== Input data ==

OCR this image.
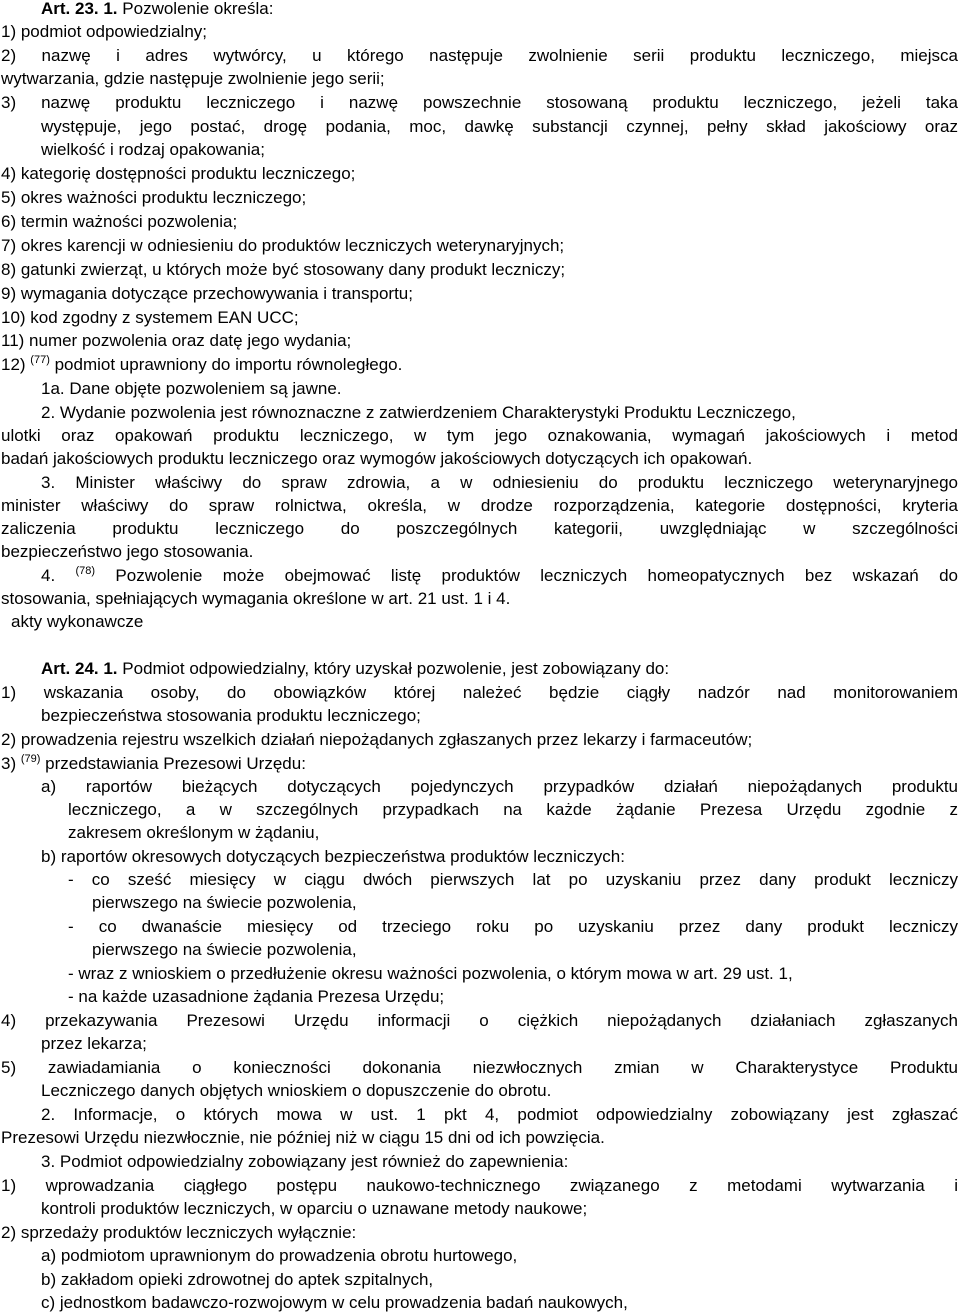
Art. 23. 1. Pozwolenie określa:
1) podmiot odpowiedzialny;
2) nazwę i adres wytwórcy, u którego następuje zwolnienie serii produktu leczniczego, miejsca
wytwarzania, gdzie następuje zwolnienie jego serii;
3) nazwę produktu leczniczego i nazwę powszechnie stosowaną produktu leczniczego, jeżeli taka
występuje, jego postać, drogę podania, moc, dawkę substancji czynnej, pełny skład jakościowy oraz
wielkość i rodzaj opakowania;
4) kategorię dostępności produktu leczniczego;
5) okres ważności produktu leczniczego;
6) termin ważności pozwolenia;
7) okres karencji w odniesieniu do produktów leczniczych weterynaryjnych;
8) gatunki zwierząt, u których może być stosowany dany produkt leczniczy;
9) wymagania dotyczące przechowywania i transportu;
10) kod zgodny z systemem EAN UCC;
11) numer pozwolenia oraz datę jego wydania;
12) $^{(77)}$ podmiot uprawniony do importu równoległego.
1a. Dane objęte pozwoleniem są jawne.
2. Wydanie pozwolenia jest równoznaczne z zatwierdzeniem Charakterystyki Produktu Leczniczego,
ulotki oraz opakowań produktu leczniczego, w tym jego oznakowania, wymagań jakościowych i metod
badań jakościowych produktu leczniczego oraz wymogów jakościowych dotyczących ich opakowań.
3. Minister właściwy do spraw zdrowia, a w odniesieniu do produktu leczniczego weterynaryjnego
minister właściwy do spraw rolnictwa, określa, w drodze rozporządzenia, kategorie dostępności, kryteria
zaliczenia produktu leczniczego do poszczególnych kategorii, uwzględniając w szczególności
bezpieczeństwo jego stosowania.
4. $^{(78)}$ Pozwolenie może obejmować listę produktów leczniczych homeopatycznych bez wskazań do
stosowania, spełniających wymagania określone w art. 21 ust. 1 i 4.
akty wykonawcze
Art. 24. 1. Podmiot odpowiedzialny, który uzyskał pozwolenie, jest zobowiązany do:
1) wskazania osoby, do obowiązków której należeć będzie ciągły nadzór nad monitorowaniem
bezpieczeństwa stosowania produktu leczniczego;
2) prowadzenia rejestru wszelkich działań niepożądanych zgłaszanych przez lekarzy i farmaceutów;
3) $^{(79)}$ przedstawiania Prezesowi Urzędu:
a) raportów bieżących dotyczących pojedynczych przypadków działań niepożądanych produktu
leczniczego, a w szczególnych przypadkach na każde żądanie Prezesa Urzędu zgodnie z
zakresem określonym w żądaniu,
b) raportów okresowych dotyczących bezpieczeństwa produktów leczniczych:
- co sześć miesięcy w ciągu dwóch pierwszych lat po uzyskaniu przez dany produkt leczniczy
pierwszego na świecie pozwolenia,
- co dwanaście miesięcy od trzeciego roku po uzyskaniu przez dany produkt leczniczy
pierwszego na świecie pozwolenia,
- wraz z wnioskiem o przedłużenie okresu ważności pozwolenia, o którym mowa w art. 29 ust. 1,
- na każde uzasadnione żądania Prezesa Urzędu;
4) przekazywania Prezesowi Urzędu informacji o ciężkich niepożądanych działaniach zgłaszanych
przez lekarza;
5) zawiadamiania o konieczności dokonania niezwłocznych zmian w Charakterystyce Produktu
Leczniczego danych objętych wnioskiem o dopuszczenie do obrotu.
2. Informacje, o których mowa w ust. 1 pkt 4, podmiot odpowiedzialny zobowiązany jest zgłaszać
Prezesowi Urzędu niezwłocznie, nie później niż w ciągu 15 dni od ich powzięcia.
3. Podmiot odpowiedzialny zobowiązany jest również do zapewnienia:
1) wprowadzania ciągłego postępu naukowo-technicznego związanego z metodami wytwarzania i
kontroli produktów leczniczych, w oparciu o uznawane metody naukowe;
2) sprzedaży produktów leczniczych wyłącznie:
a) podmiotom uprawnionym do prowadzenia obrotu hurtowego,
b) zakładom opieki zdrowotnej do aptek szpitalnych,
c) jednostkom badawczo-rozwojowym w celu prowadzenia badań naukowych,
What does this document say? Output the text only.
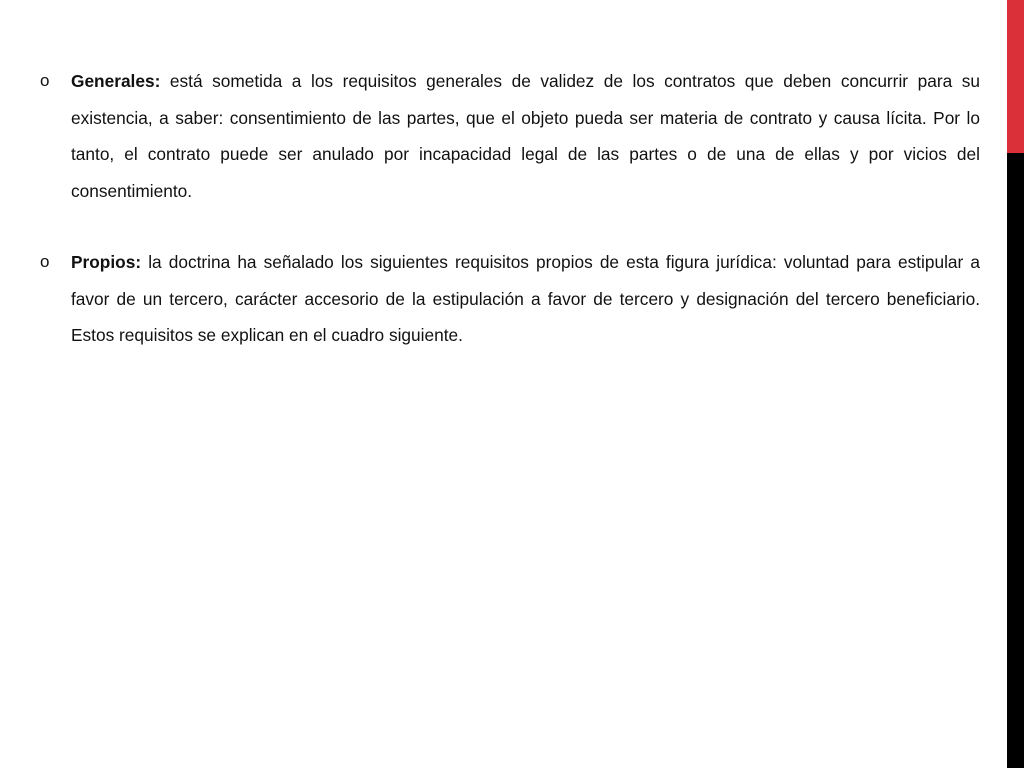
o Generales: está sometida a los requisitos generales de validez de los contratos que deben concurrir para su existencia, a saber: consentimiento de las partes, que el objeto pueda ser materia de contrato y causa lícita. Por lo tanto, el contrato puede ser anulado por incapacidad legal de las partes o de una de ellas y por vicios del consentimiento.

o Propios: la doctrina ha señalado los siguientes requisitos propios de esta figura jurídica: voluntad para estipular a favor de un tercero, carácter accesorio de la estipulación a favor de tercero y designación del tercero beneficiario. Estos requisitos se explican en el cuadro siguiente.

===

Your goal: Each record should be quoted exactly, with the images omitted.

The result:
OCR this image.
Art. 23. 1. Pozwolenie określa:
1) podmiot odpowiedzialny;
2) nazwę i adres wytwórcy, u którego następuje zwolnienie serii produktu leczniczego, miejsca
wytwarzania, gdzie następuje zwolnienie jego serii;
3) nazwę produktu leczniczego i nazwę powszechnie stosowaną produktu leczniczego, jeżeli taka
występuje, jego postać, drogę podania, moc, dawkę substancji czynnej, pełny skład jakościowy oraz
wielkość i rodzaj opakowania;
4) kategorię dostępności produktu leczniczego;
5) okres ważności produktu leczniczego;
6) termin ważności pozwolenia;
7) okres karencji w odniesieniu do produktów leczniczych weterynaryjnych;
8) gatunki zwierząt, u których może być stosowany dany produkt leczniczy;
9) wymagania dotyczące przechowywania i transportu;
10) kod zgodny z systemem EAN UCC;
11) numer pozwolenia oraz datę jego wydania;
12) $^{(77)}$ podmiot uprawniony do importu równoległego.
1a. Dane objęte pozwoleniem są jawne.
2. Wydanie pozwolenia jest równoznaczne z zatwierdzeniem Charakterystyki Produktu Leczniczego,
ulotki oraz opakowań produktu leczniczego, w tym jego oznakowania, wymagań jakościowych i metod
badań jakościowych produktu leczniczego oraz wymogów jakościowych dotyczących ich opakowań.
3. Minister właściwy do spraw zdrowia, a w odniesieniu do produktu leczniczego weterynaryjnego
minister właściwy do spraw rolnictwa, określa, w drodze rozporządzenia, kategorie dostępności, kryteria
zaliczenia produktu leczniczego do poszczególnych kategorii, uwzględniając w szczególności
bezpieczeństwo jego stosowania.
4. $^{(78)}$ Pozwolenie może obejmować listę produktów leczniczych homeopatycznych bez wskazań do
stosowania, spełniających wymagania określone w art. 21 ust. 1 i 4.
akty wykonawcze
Art. 24. 1. Podmiot odpowiedzialny, który uzyskał pozwolenie, jest zobowiązany do:
1) wskazania osoby, do obowiązków której należeć będzie ciągły nadzór nad monitorowaniem
bezpieczeństwa stosowania produktu leczniczego;
2) prowadzenia rejestru wszelkich działań niepożądanych zgłaszanych przez lekarzy i farmaceutów;
3) $^{(79)}$ przedstawiania Prezesowi Urzędu:
a) raportów bieżących dotyczących pojedynczych przypadków działań niepożądanych produktu
leczniczego, a w szczególnych przypadkach na każde żądanie Prezesa Urzędu zgodnie z
zakresem określonym w żądaniu,
b) raportów okresowych dotyczących bezpieczeństwa produktów leczniczych:
- co sześć miesięcy w ciągu dwóch pierwszych lat po uzyskaniu przez dany produkt leczniczy
pierwszego na świecie pozwolenia,
- co dwanaście miesięcy od trzeciego roku po uzyskaniu przez dany produkt leczniczy
pierwszego na świecie pozwolenia,
- wraz z wnioskiem o przedłużenie okresu ważności pozwolenia, o którym mowa w art. 29 ust. 1,
- na każde uzasadnione żądania Prezesa Urzędu;
4) przekazywania Prezesowi Urzędu informacji o ciężkich niepożądanych działaniach zgłaszanych
przez lekarza;
5) zawiadamiania o konieczności dokonania niezwłocznych zmian w Charakterystyce Produktu
Leczniczego danych objętych wnioskiem o dopuszczenie do obrotu.
2. Informacje, o których mowa w ust. 1 pkt 4, podmiot odpowiedzialny zobowiązany jest zgłaszać
Prezesowi Urzędu niezwłocznie, nie później niż w ciągu 15 dni od ich powzięcia.
3. Podmiot odpowiedzialny zobowiązany jest również do zapewnienia:
1) wprowadzania ciągłego postępu naukowo-technicznego związanego z metodami wytwarzania i
kontroli produktów leczniczych, w oparciu o uznawane metody naukowe;
2) sprzedaży produktów leczniczych wyłącznie:
a) podmiotom uprawnionym do prowadzenia obrotu hurtowego,
b) zakładom opieki zdrowotnej do aptek szpitalnych,
c) jednostkom badawczo-rozwojowym w celu prowadzenia badań naukowych,
What does this document say? Output the text only.
o Generales: está sometida a los requisitos generales de validez de los contratos que deben concurrir para su existencia, a saber: consentimiento de las partes, que el objeto pueda ser materia de contrato y causa lícita. Por lo tanto, el contrato puede ser anulado por incapacidad legal de las partes o de una de ellas y por vicios del consentimiento.

o Propios: la doctrina ha señalado los siguientes requisitos propios de esta figura jurídica: voluntad para estipular a favor de un tercero, carácter accesorio de la estipulación a favor de tercero y designación del tercero beneficiario. Estos requisitos se explican en el cuadro siguiente.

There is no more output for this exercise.